● **What you are asked to do**:
Lines that include the word "JSON" are the ones to copy.

(Stored records)
----------

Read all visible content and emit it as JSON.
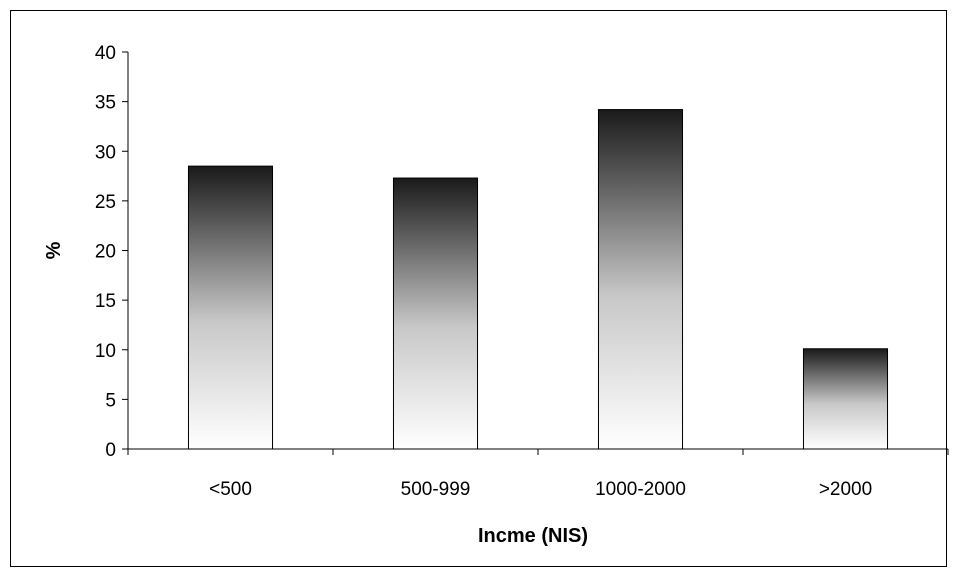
{
  "chart_data": {
    "type": "bar",
    "title": "",
    "xlabel": "Incme (NIS)",
    "ylabel": "%",
    "categories": [
      "<500",
      "500-999",
      "1000-2000",
      ">2000"
    ],
    "values": [
      28.5,
      27.3,
      34.2,
      10.1
    ],
    "ylim": [
      0,
      40
    ],
    "yticks": [
      0,
      5,
      10,
      15,
      20,
      25,
      30,
      35,
      40
    ],
    "grid": false,
    "legend": "none",
    "colors": {
      "bar_top": "#1a1a1a",
      "bar_bottom": "#ffffff",
      "axis": "#000000",
      "frame": "#000000"
    }
  }
}
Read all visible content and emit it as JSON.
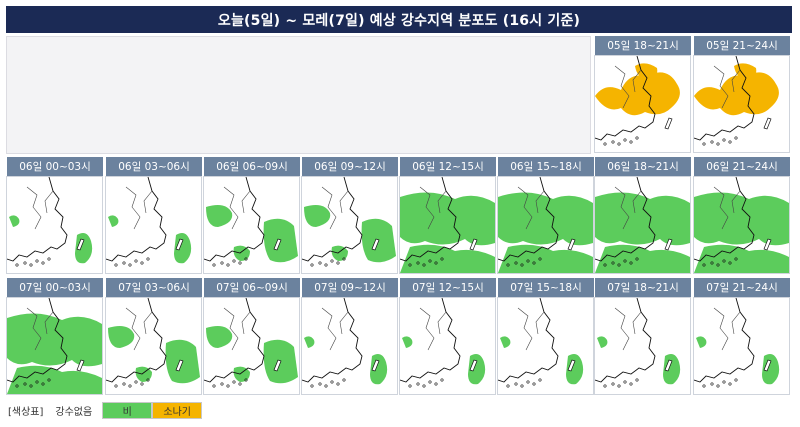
{
  "title": "오늘(5일) ~ 모레(7일) 예상 강수지역 분포도 (16시 기준)",
  "colors": {
    "rain": "#5ccc5c",
    "shower": "#f5b400",
    "header": "#1b2a55",
    "label": "#6b829e"
  },
  "legend": {
    "title": "[색상표]",
    "none_label": "강수없음",
    "rain_label": "비",
    "shower_label": "소나기"
  },
  "panels": [
    {
      "id": "p0",
      "label": "05일 18~21시",
      "type": "shower",
      "coverage": 0.35
    },
    {
      "id": "p1",
      "label": "05일 21~24시",
      "type": "shower",
      "coverage": 0.35
    },
    {
      "id": "p2",
      "label": "06일 00~03시",
      "type": "rain",
      "coverage": 0.1
    },
    {
      "id": "p3",
      "label": "06일 03~06시",
      "type": "rain",
      "coverage": 0.1
    },
    {
      "id": "p4",
      "label": "06일 06~09시",
      "type": "rain",
      "coverage": 0.25
    },
    {
      "id": "p5",
      "label": "06일 09~12시",
      "type": "rain",
      "coverage": 0.4
    },
    {
      "id": "p6",
      "label": "06일 12~15시",
      "type": "rain",
      "coverage": 0.65
    },
    {
      "id": "p7",
      "label": "06일 15~18시",
      "type": "rain",
      "coverage": 0.55
    },
    {
      "id": "p8",
      "label": "06일 18~21시",
      "type": "rain",
      "coverage": 0.7
    },
    {
      "id": "p9",
      "label": "06일 21~24시",
      "type": "rain",
      "coverage": 0.75
    },
    {
      "id": "p10",
      "label": "07일 00~03시",
      "type": "rain",
      "coverage": 0.6
    },
    {
      "id": "p11",
      "label": "07일 03~06시",
      "type": "rain",
      "coverage": 0.5
    },
    {
      "id": "p12",
      "label": "07일 06~09시",
      "type": "rain",
      "coverage": 0.25
    },
    {
      "id": "p13",
      "label": "07일 09~12시",
      "type": "rain",
      "coverage": 0.1
    },
    {
      "id": "p14",
      "label": "07일 12~15시",
      "type": "rain",
      "coverage": 0.08
    },
    {
      "id": "p15",
      "label": "07일 15~18시",
      "type": "rain",
      "coverage": 0.06
    },
    {
      "id": "p16",
      "label": "07일 18~21시",
      "type": "rain",
      "coverage": 0.06
    },
    {
      "id": "p17",
      "label": "07일 21~24시",
      "type": "rain",
      "coverage": 0.1
    }
  ]
}
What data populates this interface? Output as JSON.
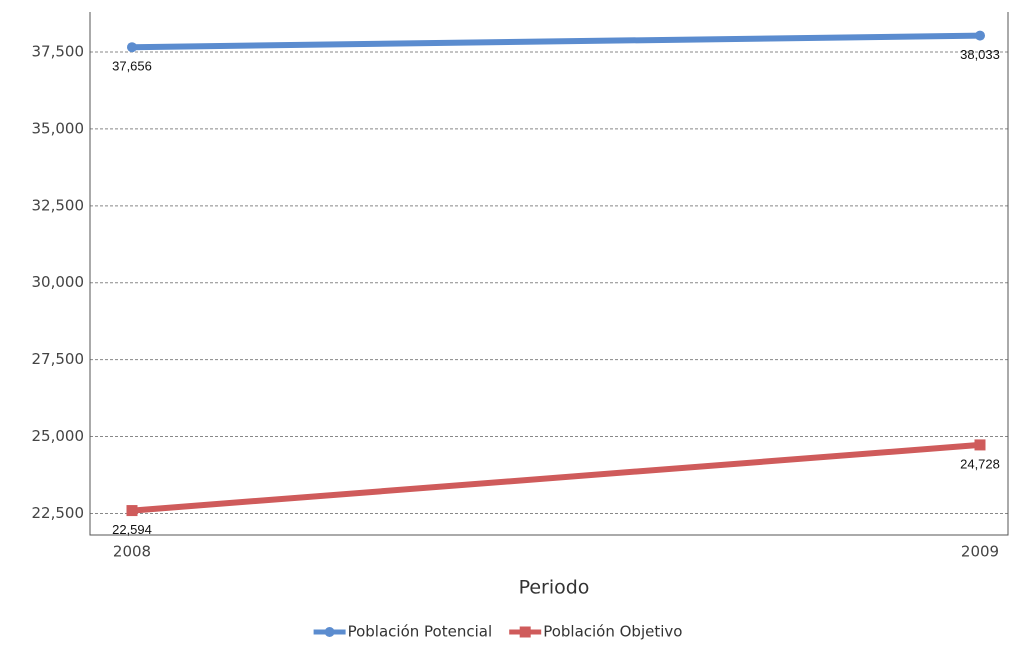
{
  "chart_data": {
    "type": "line",
    "x_label": "Periodo",
    "categories": [
      "2008",
      "2009"
    ],
    "series": [
      {
        "name": "Población Potencial",
        "color": "#5b8ccf",
        "marker": "circle",
        "values": [
          37656,
          38033
        ],
        "value_labels": [
          "37,656",
          "38,033"
        ]
      },
      {
        "name": "Población Objetivo",
        "color": "#cf5b5b",
        "marker": "square",
        "values": [
          22594,
          24728
        ],
        "value_labels": [
          "22,594",
          "24,728"
        ]
      }
    ],
    "ylim": [
      21800,
      38800
    ],
    "yticks": [
      {
        "value": 22500,
        "label": "22,500"
      },
      {
        "value": 25000,
        "label": "25,000"
      },
      {
        "value": 27500,
        "label": "27,500"
      },
      {
        "value": 30000,
        "label": "30,000"
      },
      {
        "value": 32500,
        "label": "32,500"
      },
      {
        "value": 35000,
        "label": "35,000"
      },
      {
        "value": 37500,
        "label": "37,500"
      }
    ],
    "grid": true,
    "legend": "bottom"
  }
}
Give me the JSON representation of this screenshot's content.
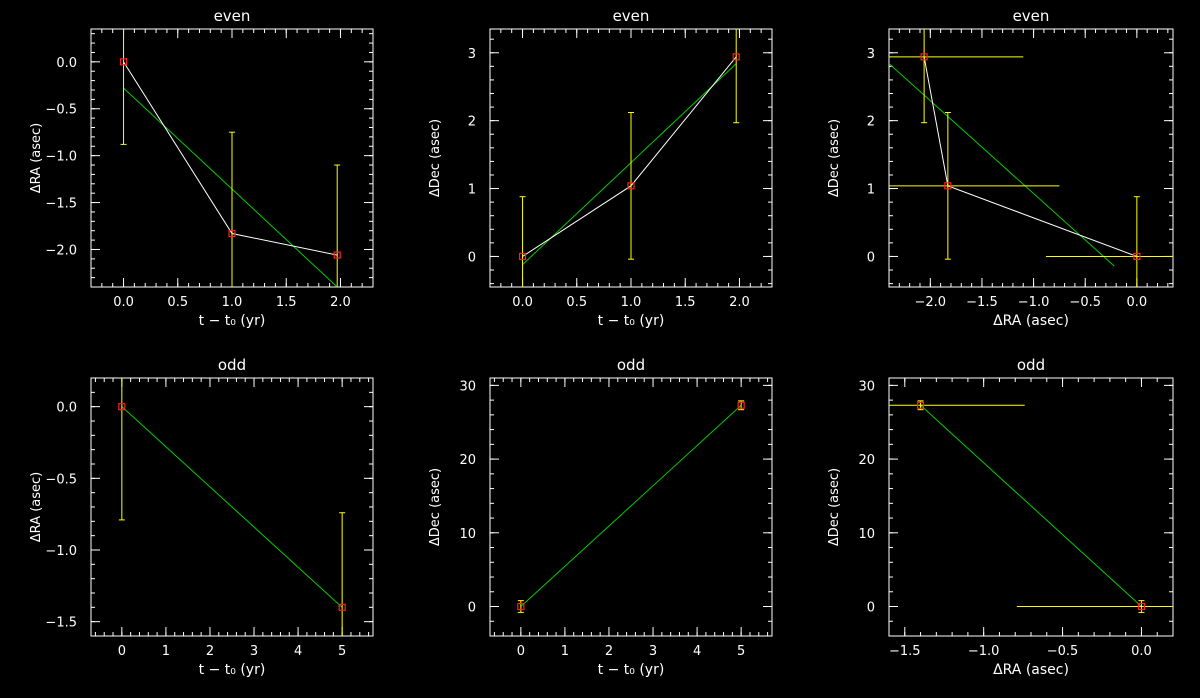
{
  "colors": {
    "background": "#000000",
    "axes": "#ffffff",
    "data_line": "#ffffff",
    "fit_line": "#00cc00",
    "error_bar": "#ffff00",
    "marker": "#ff2020"
  },
  "chart_data": [
    {
      "type": "scatter",
      "title": "even",
      "xlabel": "t − t₀ (yr)",
      "ylabel": "ΔRA (asec)",
      "xlim": [
        -0.3,
        2.3
      ],
      "ylim": [
        -2.4,
        0.35
      ],
      "xticks": [
        0,
        0.5,
        1,
        1.5,
        2
      ],
      "xticklabels": [
        "0.0",
        "0.5",
        "1.0",
        "1.5",
        "2.0"
      ],
      "yticks": [
        0,
        -0.5,
        -1,
        -1.5,
        -2
      ],
      "yticklabels": [
        "0.0",
        "−0.5",
        "−1.0",
        "−1.5",
        "−2.0"
      ],
      "xminor": 0.1,
      "yminor": 0.1,
      "points": [
        {
          "x": 0.0,
          "y": 0.0,
          "yerr": 0.88
        },
        {
          "x": 1.0,
          "y": -1.83,
          "yerr": 1.08
        },
        {
          "x": 1.97,
          "y": -2.06,
          "yerr": 0.96
        }
      ],
      "fit": [
        [
          0.0,
          -0.28
        ],
        [
          1.97,
          -2.4
        ]
      ]
    },
    {
      "type": "scatter",
      "title": "even",
      "xlabel": "t − t₀ (yr)",
      "ylabel": "ΔDec (asec)",
      "xlim": [
        -0.3,
        2.3
      ],
      "ylim": [
        -0.45,
        3.35
      ],
      "xticks": [
        0,
        0.5,
        1,
        1.5,
        2
      ],
      "xticklabels": [
        "0.0",
        "0.5",
        "1.0",
        "1.5",
        "2.0"
      ],
      "yticks": [
        0,
        1,
        2,
        3
      ],
      "yticklabels": [
        "0",
        "1",
        "2",
        "3"
      ],
      "xminor": 0.1,
      "yminor": 0.2,
      "points": [
        {
          "x": 0.0,
          "y": 0.0,
          "yerr": 0.88
        },
        {
          "x": 1.0,
          "y": 1.04,
          "yerr": 1.08
        },
        {
          "x": 1.97,
          "y": 2.94,
          "yerr": 0.97
        }
      ],
      "fit": [
        [
          0.0,
          -0.12
        ],
        [
          1.97,
          2.84
        ]
      ]
    },
    {
      "type": "scatter",
      "title": "even",
      "xlabel": "ΔRA (asec)",
      "ylabel": "ΔDec (asec)",
      "xlim": [
        -2.4,
        0.35
      ],
      "ylim": [
        -0.45,
        3.35
      ],
      "xticks": [
        -2,
        -1.5,
        -1,
        -0.5,
        0
      ],
      "xticklabels": [
        "−2.0",
        "−1.5",
        "−1.0",
        "−0.5",
        "0.0"
      ],
      "yticks": [
        0,
        1,
        2,
        3
      ],
      "yticklabels": [
        "0",
        "1",
        "2",
        "3"
      ],
      "xminor": 0.1,
      "yminor": 0.2,
      "points": [
        {
          "x": -2.06,
          "y": 2.94,
          "yerr": 0.97,
          "xerr": 0.96
        },
        {
          "x": -1.83,
          "y": 1.04,
          "yerr": 1.08,
          "xerr": 1.08
        },
        {
          "x": 0.0,
          "y": 0.0,
          "yerr": 0.88,
          "xerr": 0.88
        }
      ],
      "fit": [
        [
          -2.4,
          2.84
        ],
        [
          -0.22,
          -0.14
        ]
      ]
    },
    {
      "type": "scatter",
      "title": "odd",
      "xlabel": "t − t₀ (yr)",
      "ylabel": "ΔRA (asec)",
      "xlim": [
        -0.7,
        5.7
      ],
      "ylim": [
        -1.6,
        0.2
      ],
      "xticks": [
        0,
        1,
        2,
        3,
        4,
        5
      ],
      "xticklabels": [
        "0",
        "1",
        "2",
        "3",
        "4",
        "5"
      ],
      "yticks": [
        0,
        -0.5,
        -1,
        -1.5
      ],
      "yticklabels": [
        "0.0",
        "−0.5",
        "−1.0",
        "−1.5"
      ],
      "xminor": 0.2,
      "yminor": 0.1,
      "points": [
        {
          "x": 0.0,
          "y": 0.0,
          "yerr": 0.79
        },
        {
          "x": 5.0,
          "y": -1.4,
          "yerr": 0.66
        }
      ],
      "fit": [
        [
          0.0,
          0.0
        ],
        [
          5.0,
          -1.4
        ]
      ]
    },
    {
      "type": "scatter",
      "title": "odd",
      "xlabel": "t − t₀ (yr)",
      "ylabel": "ΔDec (asec)",
      "xlim": [
        -0.7,
        5.7
      ],
      "ylim": [
        -4,
        31
      ],
      "xticks": [
        0,
        1,
        2,
        3,
        4,
        5
      ],
      "xticklabels": [
        "0",
        "1",
        "2",
        "3",
        "4",
        "5"
      ],
      "yticks": [
        0,
        10,
        20,
        30
      ],
      "yticklabels": [
        "0",
        "10",
        "20",
        "30"
      ],
      "xminor": 0.2,
      "yminor": 2,
      "points": [
        {
          "x": 0.0,
          "y": 0.0,
          "yerr": 0.8
        },
        {
          "x": 5.0,
          "y": 27.3,
          "yerr": 0.6
        }
      ],
      "fit": [
        [
          0.0,
          0.0
        ],
        [
          5.0,
          27.3
        ]
      ]
    },
    {
      "type": "scatter",
      "title": "odd",
      "xlabel": "ΔRA (asec)",
      "ylabel": "ΔDec (asec)",
      "xlim": [
        -1.6,
        0.2
      ],
      "ylim": [
        -4,
        31
      ],
      "xticks": [
        -1.5,
        -1,
        -0.5,
        0
      ],
      "xticklabels": [
        "−1.5",
        "−1.0",
        "−0.5",
        "0.0"
      ],
      "yticks": [
        0,
        10,
        20,
        30
      ],
      "yticklabels": [
        "0",
        "10",
        "20",
        "30"
      ],
      "xminor": 0.1,
      "yminor": 2,
      "points": [
        {
          "x": -1.4,
          "y": 27.3,
          "yerr": 0.6,
          "xerr": 0.66
        },
        {
          "x": 0.0,
          "y": 0.0,
          "yerr": 0.8,
          "xerr": 0.79
        }
      ],
      "fit": [
        [
          -1.4,
          27.3
        ],
        [
          0.0,
          0.0
        ]
      ]
    }
  ]
}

----------

● **Full output**:
Read all visible content and emit it as JSON.
Read all visible content and emit it as JSON.
What data populates this interface? Output as JSON.
Give me the JSON representation of this screenshot's content.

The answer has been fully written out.